#### What is asked
Provide nothing but the number of lines containing the string "will".

#### Collection entries
_ _ _ _ _

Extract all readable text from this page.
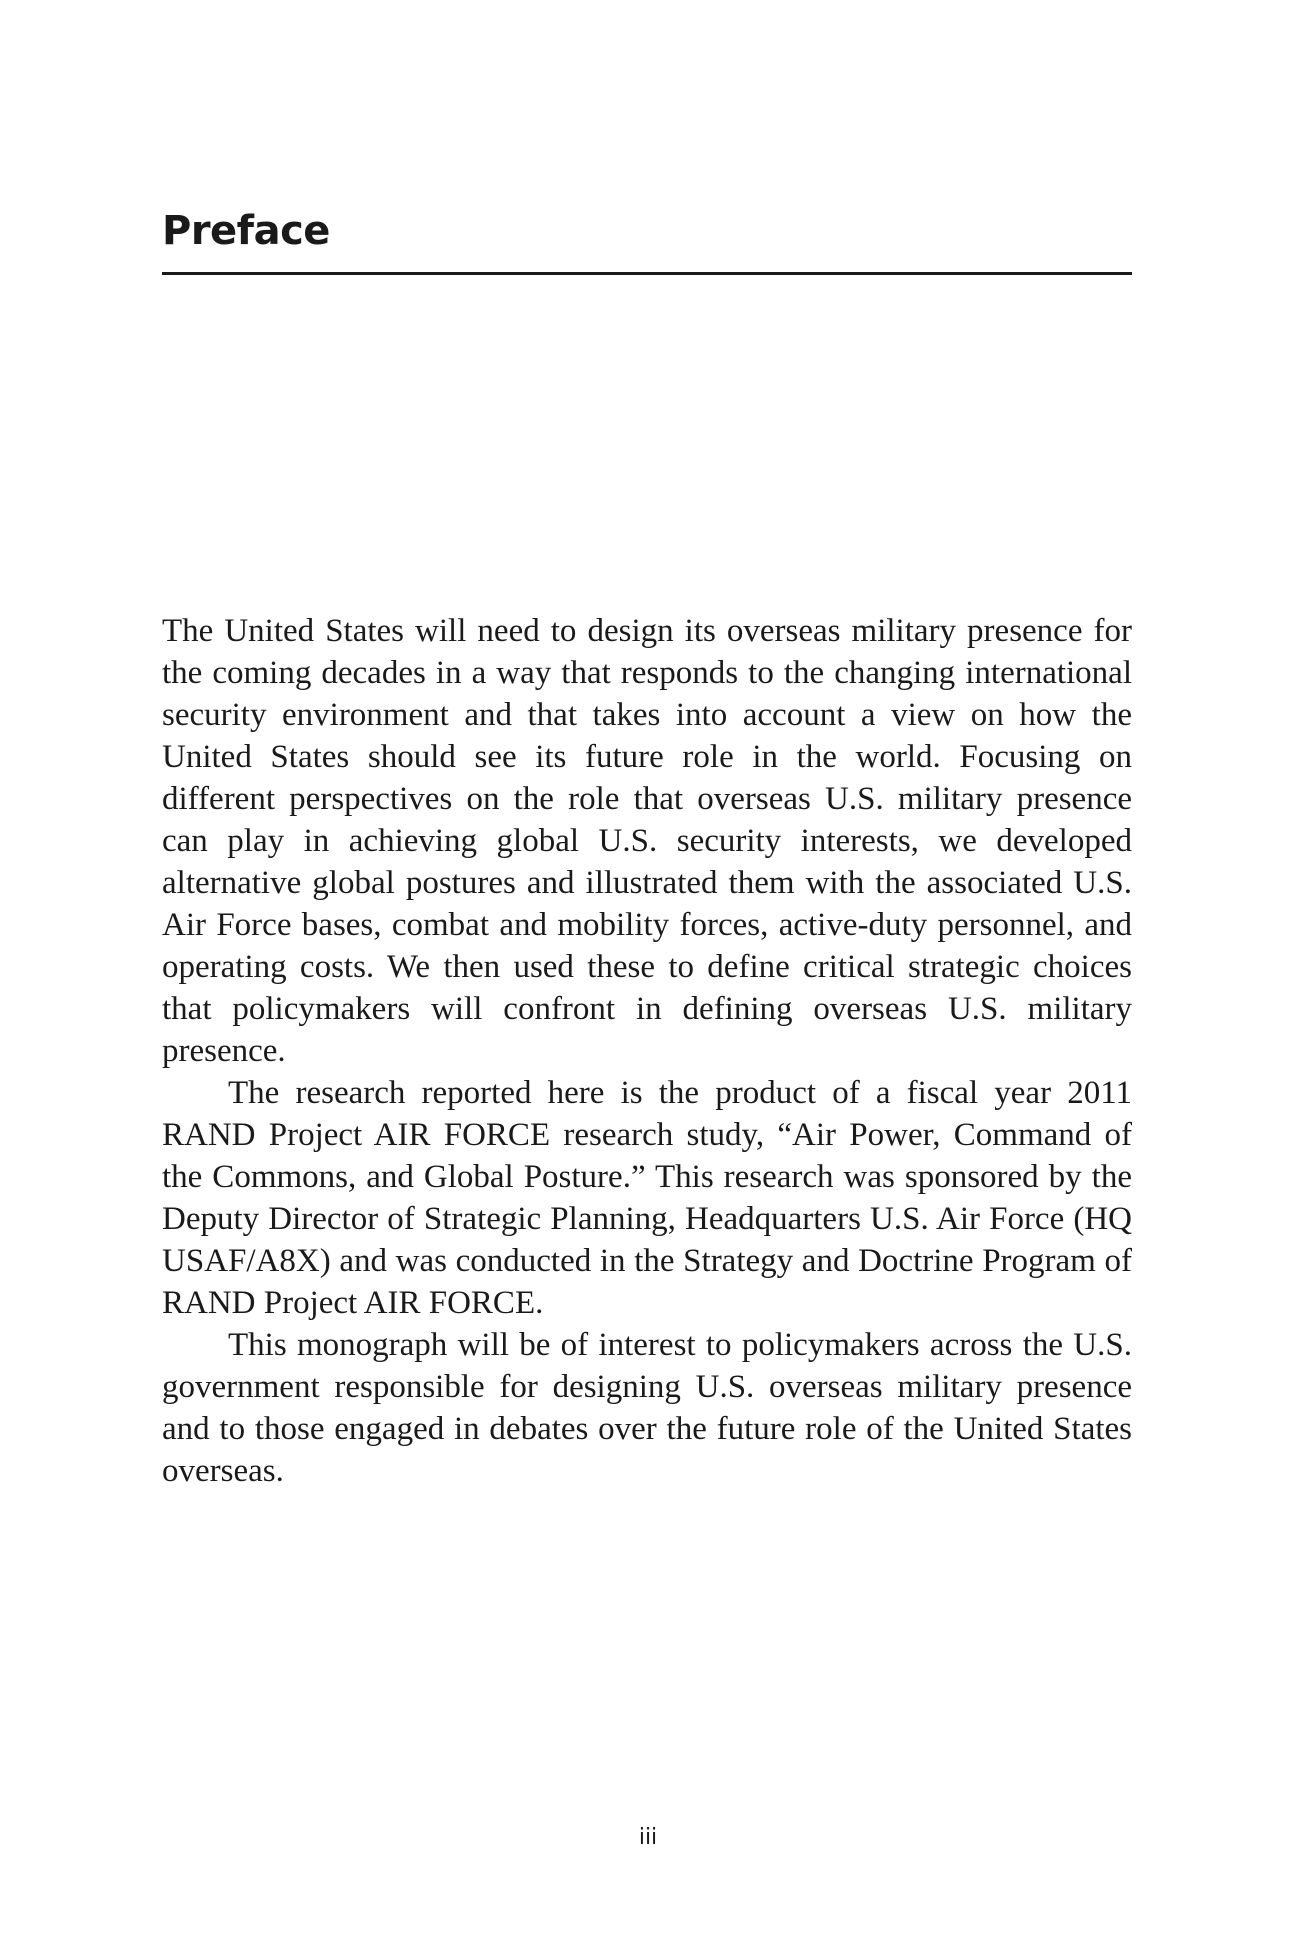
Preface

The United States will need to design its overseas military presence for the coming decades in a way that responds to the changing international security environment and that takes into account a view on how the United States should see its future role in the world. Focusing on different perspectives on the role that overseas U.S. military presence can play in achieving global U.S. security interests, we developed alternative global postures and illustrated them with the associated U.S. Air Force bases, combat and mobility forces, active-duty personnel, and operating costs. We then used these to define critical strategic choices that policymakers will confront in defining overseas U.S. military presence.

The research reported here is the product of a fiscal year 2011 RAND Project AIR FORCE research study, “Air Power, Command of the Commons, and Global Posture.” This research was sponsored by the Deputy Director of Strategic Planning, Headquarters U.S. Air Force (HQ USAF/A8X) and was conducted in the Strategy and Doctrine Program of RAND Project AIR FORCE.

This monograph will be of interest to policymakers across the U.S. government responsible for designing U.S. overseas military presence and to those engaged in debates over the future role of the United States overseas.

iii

_ _ _ _ _

#### Expected answer
2